__Instructions to follow__: Select every line below containing the word "project".

__Stored rows__:
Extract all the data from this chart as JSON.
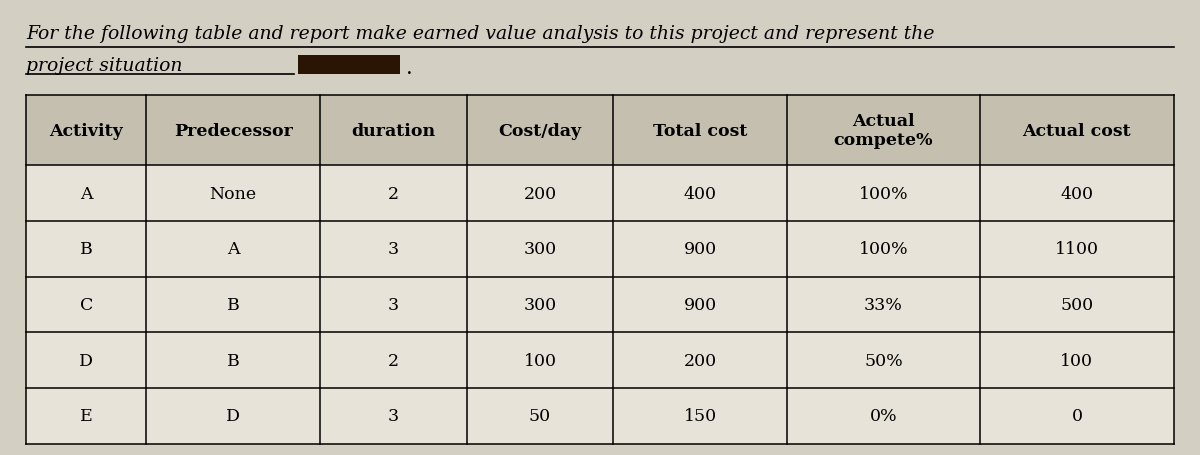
{
  "title_line1": "For the following table and report make earned value analysis to this project and represent the",
  "title_line2": "project situation",
  "bg_color": "#d4cfc3",
  "table_bg": "#e8e3d8",
  "header_bg": "#c5bfb0",
  "border_color": "#000000",
  "columns": [
    "Activity",
    "Predecessor",
    "duration",
    "Cost/day",
    "Total cost",
    "Actual\ncompete%",
    "Actual cost"
  ],
  "rows": [
    [
      "A",
      "None",
      "2",
      "200",
      "400",
      "100%",
      "400"
    ],
    [
      "B",
      "A",
      "3",
      "300",
      "900",
      "100%",
      "1100"
    ],
    [
      "C",
      "B",
      "3",
      "300",
      "900",
      "33%",
      "500"
    ],
    [
      "D",
      "B",
      "2",
      "100",
      "200",
      "50%",
      "100"
    ],
    [
      "E",
      "D",
      "3",
      "50",
      "150",
      "0%",
      "0"
    ]
  ],
  "font_size_title": 13.5,
  "font_size_table": 12.5,
  "fig_width": 12.0,
  "fig_height": 4.56,
  "dpi": 100
}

__Output of the exercise__:
  "title_line1": "For the following table and report make earned value analysis to this project and represent the",
  "title_line2": "project situation",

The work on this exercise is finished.